__Extracts from a graphics dataset__:
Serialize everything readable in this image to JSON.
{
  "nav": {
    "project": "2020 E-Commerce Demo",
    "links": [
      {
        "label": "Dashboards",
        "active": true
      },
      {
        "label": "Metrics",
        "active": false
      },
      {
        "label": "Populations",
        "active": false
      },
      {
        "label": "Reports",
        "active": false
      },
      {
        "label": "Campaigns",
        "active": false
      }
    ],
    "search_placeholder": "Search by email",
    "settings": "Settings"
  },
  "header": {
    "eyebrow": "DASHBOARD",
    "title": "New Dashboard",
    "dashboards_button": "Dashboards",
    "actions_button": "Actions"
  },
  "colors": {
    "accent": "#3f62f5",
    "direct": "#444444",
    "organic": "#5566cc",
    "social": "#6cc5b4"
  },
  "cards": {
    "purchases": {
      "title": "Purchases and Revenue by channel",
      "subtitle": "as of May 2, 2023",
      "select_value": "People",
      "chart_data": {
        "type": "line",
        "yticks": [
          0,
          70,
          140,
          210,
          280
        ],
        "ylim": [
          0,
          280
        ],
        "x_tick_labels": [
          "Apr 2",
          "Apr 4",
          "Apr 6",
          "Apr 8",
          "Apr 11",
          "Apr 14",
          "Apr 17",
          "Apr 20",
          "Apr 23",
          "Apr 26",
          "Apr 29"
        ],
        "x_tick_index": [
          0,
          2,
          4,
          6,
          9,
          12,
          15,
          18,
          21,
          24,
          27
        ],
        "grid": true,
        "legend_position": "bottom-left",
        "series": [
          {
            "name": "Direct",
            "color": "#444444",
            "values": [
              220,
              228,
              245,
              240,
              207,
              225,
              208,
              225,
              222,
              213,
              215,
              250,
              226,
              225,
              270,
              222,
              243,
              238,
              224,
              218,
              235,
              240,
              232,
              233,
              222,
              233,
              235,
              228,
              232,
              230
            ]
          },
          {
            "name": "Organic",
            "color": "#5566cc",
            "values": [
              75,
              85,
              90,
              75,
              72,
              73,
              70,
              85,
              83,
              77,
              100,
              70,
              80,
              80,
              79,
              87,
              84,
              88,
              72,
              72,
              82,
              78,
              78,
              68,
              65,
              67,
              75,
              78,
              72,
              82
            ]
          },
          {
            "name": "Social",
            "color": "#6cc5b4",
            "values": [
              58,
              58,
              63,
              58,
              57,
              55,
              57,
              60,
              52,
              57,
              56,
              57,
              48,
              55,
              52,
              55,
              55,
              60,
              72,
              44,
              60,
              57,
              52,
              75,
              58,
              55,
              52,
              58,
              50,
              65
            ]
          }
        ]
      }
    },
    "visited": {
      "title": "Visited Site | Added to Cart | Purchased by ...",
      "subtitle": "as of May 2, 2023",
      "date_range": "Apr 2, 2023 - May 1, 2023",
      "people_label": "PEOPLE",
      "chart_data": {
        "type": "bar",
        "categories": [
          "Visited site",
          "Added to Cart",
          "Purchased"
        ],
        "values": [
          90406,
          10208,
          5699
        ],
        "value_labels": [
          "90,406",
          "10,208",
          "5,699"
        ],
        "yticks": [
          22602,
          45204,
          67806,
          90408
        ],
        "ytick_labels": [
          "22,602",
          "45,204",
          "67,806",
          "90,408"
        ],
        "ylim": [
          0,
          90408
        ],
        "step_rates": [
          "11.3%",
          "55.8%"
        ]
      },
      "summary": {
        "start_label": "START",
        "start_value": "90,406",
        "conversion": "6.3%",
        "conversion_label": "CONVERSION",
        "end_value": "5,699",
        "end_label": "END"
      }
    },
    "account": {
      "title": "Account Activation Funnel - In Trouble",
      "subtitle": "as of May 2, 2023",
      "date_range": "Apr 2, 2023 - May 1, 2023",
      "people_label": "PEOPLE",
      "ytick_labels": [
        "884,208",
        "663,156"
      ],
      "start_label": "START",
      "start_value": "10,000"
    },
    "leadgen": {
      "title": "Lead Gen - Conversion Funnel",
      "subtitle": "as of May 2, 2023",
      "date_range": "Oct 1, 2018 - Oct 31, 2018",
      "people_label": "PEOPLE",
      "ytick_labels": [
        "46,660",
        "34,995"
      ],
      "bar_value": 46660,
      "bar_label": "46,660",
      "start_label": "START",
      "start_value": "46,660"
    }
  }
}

__Problem statement__: Retype the listing. Match it exactly.

__Exercise response__:
Serialize everything readable in this image to JSON.
{
  "nav": {
    "project": "2020 E-Commerce Demo",
    "links": [
      {
        "label": "Dashboards",
        "active": true
      },
      {
        "label": "Metrics",
        "active": false
      },
      {
        "label": "Populations",
        "active": false
      },
      {
        "label": "Reports",
        "active": false
      },
      {
        "label": "Campaigns",
        "active": false
      }
    ],
    "search_placeholder": "Search by email",
    "settings": "Settings"
  },
  "header": {
    "eyebrow": "DASHBOARD",
    "title": "New Dashboard",
    "dashboards_button": "Dashboards",
    "actions_button": "Actions"
  },
  "colors": {
    "accent": "#3f62f5",
    "direct": "#444444",
    "organic": "#5566cc",
    "social": "#6cc5b4"
  },
  "cards": {
    "purchases": {
      "title": "Purchases and Revenue by channel",
      "subtitle": "as of May 2, 2023",
      "select_value": "People",
      "chart_data": {
        "type": "line",
        "yticks": [
          0,
          70,
          140,
          210,
          280
        ],
        "ylim": [
          0,
          280
        ],
        "x_tick_labels": [
          "Apr 2",
          "Apr 4",
          "Apr 6",
          "Apr 8",
          "Apr 11",
          "Apr 14",
          "Apr 17",
          "Apr 20",
          "Apr 23",
          "Apr 26",
          "Apr 29"
        ],
        "x_tick_index": [
          0,
          2,
          4,
          6,
          9,
          12,
          15,
          18,
          21,
          24,
          27
        ],
        "grid": true,
        "legend_position": "bottom-left",
        "series": [
          {
            "name": "Direct",
            "color": "#444444",
            "values": [
              220,
              228,
              245,
              240,
              207,
              225,
              208,
              225,
              222,
              213,
              215,
              250,
              226,
              225,
              270,
              222,
              243,
              238,
              224,
              218,
              235,
              240,
              232,
              233,
              222,
              233,
              235,
              228,
              232,
              230
            ]
          },
          {
            "name": "Organic",
            "color": "#5566cc",
            "values": [
              75,
              85,
              90,
              75,
              72,
              73,
              70,
              85,
              83,
              77,
              100,
              70,
              80,
              80,
              79,
              87,
              84,
              88,
              72,
              72,
              82,
              78,
              78,
              68,
              65,
              67,
              75,
              78,
              72,
              82
            ]
          },
          {
            "name": "Social",
            "color": "#6cc5b4",
            "values": [
              58,
              58,
              63,
              58,
              57,
              55,
              57,
              60,
              52,
              57,
              56,
              57,
              48,
              55,
              52,
              55,
              55,
              60,
              72,
              44,
              60,
              57,
              52,
              75,
              58,
              55,
              52,
              58,
              50,
              65
            ]
          }
        ]
      }
    },
    "visited": {
      "title": "Visited Site | Added to Cart | Purchased by ...",
      "subtitle": "as of May 2, 2023",
      "date_range": "Apr 2, 2023 - May 1, 2023",
      "people_label": "PEOPLE",
      "chart_data": {
        "type": "bar",
        "categories": [
          "Visited site",
          "Added to Cart",
          "Purchased"
        ],
        "values": [
          90406,
          10208,
          5699
        ],
        "value_labels": [
          "90,406",
          "10,208",
          "5,699"
        ],
        "yticks": [
          22602,
          45204,
          67806,
          90408
        ],
        "ytick_labels": [
          "22,602",
          "45,204",
          "67,806",
          "90,408"
        ],
        "ylim": [
          0,
          90408
        ],
        "step_rates": [
          "11.3%",
          "55.8%"
        ]
      },
      "summary": {
        "start_label": "START",
        "start_value": "90,406",
        "conversion": "6.3%",
        "conversion_label": "CONVERSION",
        "end_value": "5,699",
        "end_label": "END"
      }
    },
    "account": {
      "title": "Account Activation Funnel - In Trouble",
      "subtitle": "as of May 2, 2023",
      "date_range": "Apr 2, 2023 - May 1, 2023",
      "people_label": "PEOPLE",
      "ytick_labels": [
        "884,208",
        "663,156"
      ],
      "start_label": "START",
      "start_value": "10,000"
    },
    "leadgen": {
      "title": "Lead Gen - Conversion Funnel",
      "subtitle": "as of May 2, 2023",
      "date_range": "Oct 1, 2018 - Oct 31, 2018",
      "people_label": "PEOPLE",
      "ytick_labels": [
        "46,660",
        "34,995"
      ],
      "bar_value": 46660,
      "bar_label": "46,660",
      "start_label": "START",
      "start_value": "46,660"
    }
  }
}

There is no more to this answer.